TESTO DELLA PAGINA:
◇ ◇ ◇ ◇ ◇ ◇ ◇

L’uomo, arrivato in Italia lo scorso anno grazie al decreto flussi, si è rivolto nei giorni scorsi alla CGIL per denunciare quanto accaduto. Il sindacato parla di una situazione «kafkiana», che si è verificata nella provincia di Torino e che, purtroppo, non rappresenta un caso isolato.

«Siamo di fronte a una dinamica ricorrente», spiega la CGIL. «La lentezza delle procedure, le difficoltà nel rilascio dei documenti e un iter spesso farraginoso mettono a rischio i diritti fondamentali di migliaia di persone». Il ritardo nell’emissione del permesso ha lasciato l’uomo formalmente senza documenti validi, con tutte le conseguenze del caso: sfruttamento lavorativo, precarietà abitativa, marginalizzazione sociale e persino la possibilità di essere condotto in un Centro per il rimpatrio (Cpr).

Il sindacato sottolinea inoltre che solo poche settimane fa il TAR dell’Emilia-Romagna, intervenuto su un caso analogo, ha stabilito che la validità del permesso di soggiorno decorre dalla data della consegna e non da quella della domanda, riconoscendo l’inadeguatezza della macchina amministrativa nel rispettare i tempi previsti.

◇ ◇ ◇ ◇ ◇ ◇ ◇

Dati di annotazione dei riquadri

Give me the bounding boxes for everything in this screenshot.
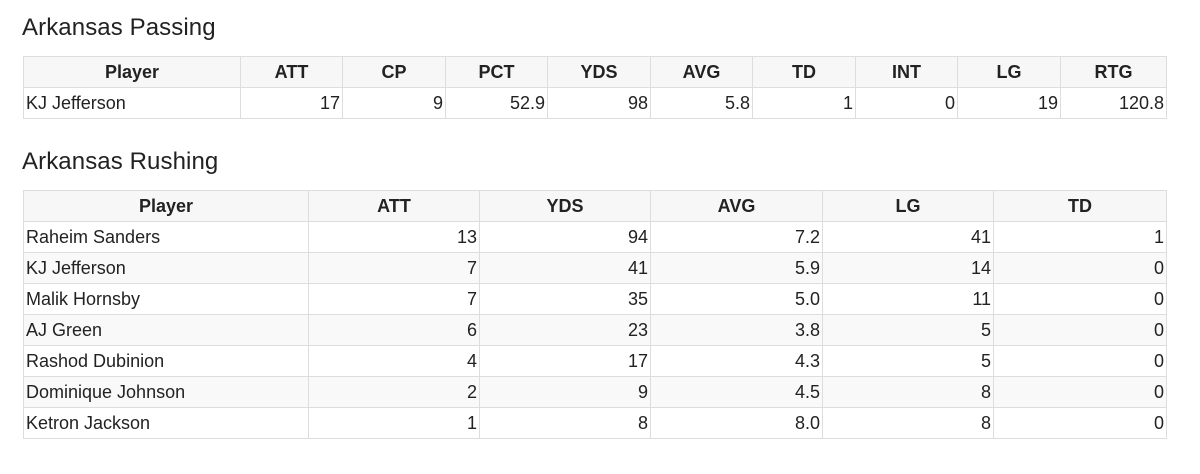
rushing-section-title: Arkansas Rushing <box>22 148 219 175</box>
stat-lg: 5 <box>822 314 994 346</box>
stat-lg: 8 <box>822 376 994 408</box>
stat-avg: 4.3 <box>650 345 823 377</box>
rushing-header-row: Player ATT YDS AVG LG TD <box>23 190 1167 222</box>
col-header-cp[interactable]: CP <box>342 56 446 88</box>
passing-stats-table: Player ATT CP PCT YDS AVG TD INT LG RTG … <box>23 56 1167 119</box>
col-header-yds[interactable]: YDS <box>547 56 651 88</box>
player-name: Raheim Sanders <box>23 221 309 253</box>
col-header-pct[interactable]: PCT <box>445 56 548 88</box>
stat-td: 0 <box>993 376 1167 408</box>
stat-yds: 9 <box>479 376 651 408</box>
col-header-att[interactable]: ATT <box>308 190 480 222</box>
player-name: AJ Green <box>23 314 309 346</box>
stat-avg: 8.0 <box>650 407 823 439</box>
table-row: Ketron Jackson 1 8 8.0 8 0 <box>23 407 1167 439</box>
stat-td: 0 <box>993 345 1167 377</box>
col-header-td[interactable]: TD <box>993 190 1167 222</box>
table-row: Dominique Johnson 2 9 4.5 8 0 <box>23 376 1167 408</box>
stat-att: 6 <box>308 314 480 346</box>
stat-pct: 52.9 <box>445 87 548 119</box>
col-header-avg[interactable]: AVG <box>650 56 753 88</box>
stat-td: 0 <box>993 314 1167 346</box>
stat-att: 13 <box>308 221 480 253</box>
table-row: Raheim Sanders 13 94 7.2 41 1 <box>23 221 1167 253</box>
col-header-player[interactable]: Player <box>23 190 309 222</box>
player-name: Ketron Jackson <box>23 407 309 439</box>
stat-td: 0 <box>993 252 1167 284</box>
col-header-lg[interactable]: LG <box>822 190 994 222</box>
stat-td: 0 <box>993 407 1167 439</box>
player-name: KJ Jefferson <box>23 252 309 284</box>
stat-avg: 5.9 <box>650 252 823 284</box>
stat-lg: 5 <box>822 345 994 377</box>
col-header-lg[interactable]: LG <box>957 56 1061 88</box>
stat-att: 2 <box>308 376 480 408</box>
stat-avg: 5.0 <box>650 283 823 315</box>
stat-yds: 23 <box>479 314 651 346</box>
stat-yds: 8 <box>479 407 651 439</box>
col-header-yds[interactable]: YDS <box>479 190 651 222</box>
stat-yds: 35 <box>479 283 651 315</box>
stat-avg: 4.5 <box>650 376 823 408</box>
player-name: Dominique Johnson <box>23 376 309 408</box>
col-header-int[interactable]: INT <box>855 56 958 88</box>
col-header-player[interactable]: Player <box>23 56 241 88</box>
col-header-td[interactable]: TD <box>752 56 856 88</box>
table-row: AJ Green 6 23 3.8 5 0 <box>23 314 1167 346</box>
table-row: KJ Jefferson 7 41 5.9 14 0 <box>23 252 1167 284</box>
stat-yds: 98 <box>547 87 651 119</box>
table-row: Malik Hornsby 7 35 5.0 11 0 <box>23 283 1167 315</box>
stat-yds: 94 <box>479 221 651 253</box>
stat-lg: 41 <box>822 221 994 253</box>
stat-td: 1 <box>752 87 856 119</box>
stat-att: 4 <box>308 345 480 377</box>
col-header-rtg[interactable]: RTG <box>1060 56 1167 88</box>
stat-att: 7 <box>308 252 480 284</box>
stat-yds: 41 <box>479 252 651 284</box>
stat-avg: 5.8 <box>650 87 753 119</box>
player-name: Rashod Dubinion <box>23 345 309 377</box>
passing-section-title: Arkansas Passing <box>22 14 216 41</box>
stat-yds: 17 <box>479 345 651 377</box>
stat-lg: 14 <box>822 252 994 284</box>
table-row: Rashod Dubinion 4 17 4.3 5 0 <box>23 345 1167 377</box>
col-header-avg[interactable]: AVG <box>650 190 823 222</box>
col-header-att[interactable]: ATT <box>240 56 343 88</box>
player-name: Malik Hornsby <box>23 283 309 315</box>
stat-td: 0 <box>993 283 1167 315</box>
stat-lg: 8 <box>822 407 994 439</box>
stat-int: 0 <box>855 87 958 119</box>
stat-lg: 19 <box>957 87 1061 119</box>
stat-att: 1 <box>308 407 480 439</box>
stat-avg: 3.8 <box>650 314 823 346</box>
stat-att: 17 <box>240 87 343 119</box>
stat-rtg: 120.8 <box>1060 87 1167 119</box>
stat-cp: 9 <box>342 87 446 119</box>
stat-lg: 11 <box>822 283 994 315</box>
table-row: KJ Jefferson 17 9 52.9 98 5.8 1 0 19 120… <box>23 87 1167 119</box>
passing-header-row: Player ATT CP PCT YDS AVG TD INT LG RTG <box>23 56 1167 88</box>
stat-td: 1 <box>993 221 1167 253</box>
stat-att: 7 <box>308 283 480 315</box>
player-name: KJ Jefferson <box>23 87 241 119</box>
stat-avg: 7.2 <box>650 221 823 253</box>
rushing-stats-table: Player ATT YDS AVG LG TD Raheim Sanders … <box>23 190 1167 439</box>
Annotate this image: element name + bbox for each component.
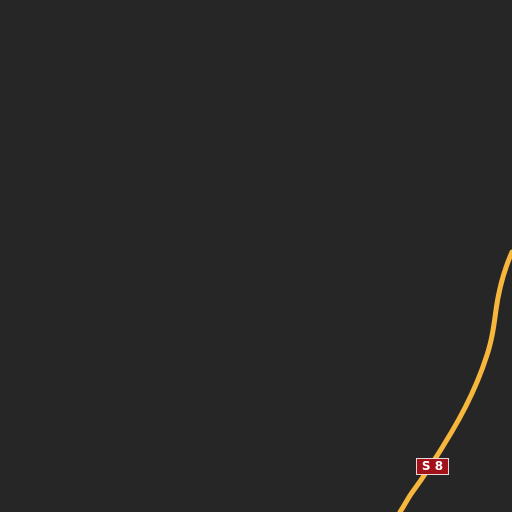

◇ ◇ ◇ ◇ ◇ ◇ ◇

CONSEGNA:
Prosegui l'articolo sul ritardo del permesso di soggiorno, ripartendo subito dopo la sua ultima frase.

LA RISPOSTA:
«Un’interpretazione di buon senso», commenta la CGIL, che chiede ora che tale principio venga recepito anche in Piemonte e a livello nazionale, per evitare che uomini e donne migranti si ritrovino, per colpe non loro, con permessi già scaduti o prossimi alla scadenza nel momento stesso in cui li ricevono.

«È urgente – conclude il sindacato – rivedere i criteri di validità e semplificare le procedure, per tutelare non solo i diritti delle persone migranti ma anche per riaffermare un principio di legalità e giustizia amministrativa che deve valere per tutti».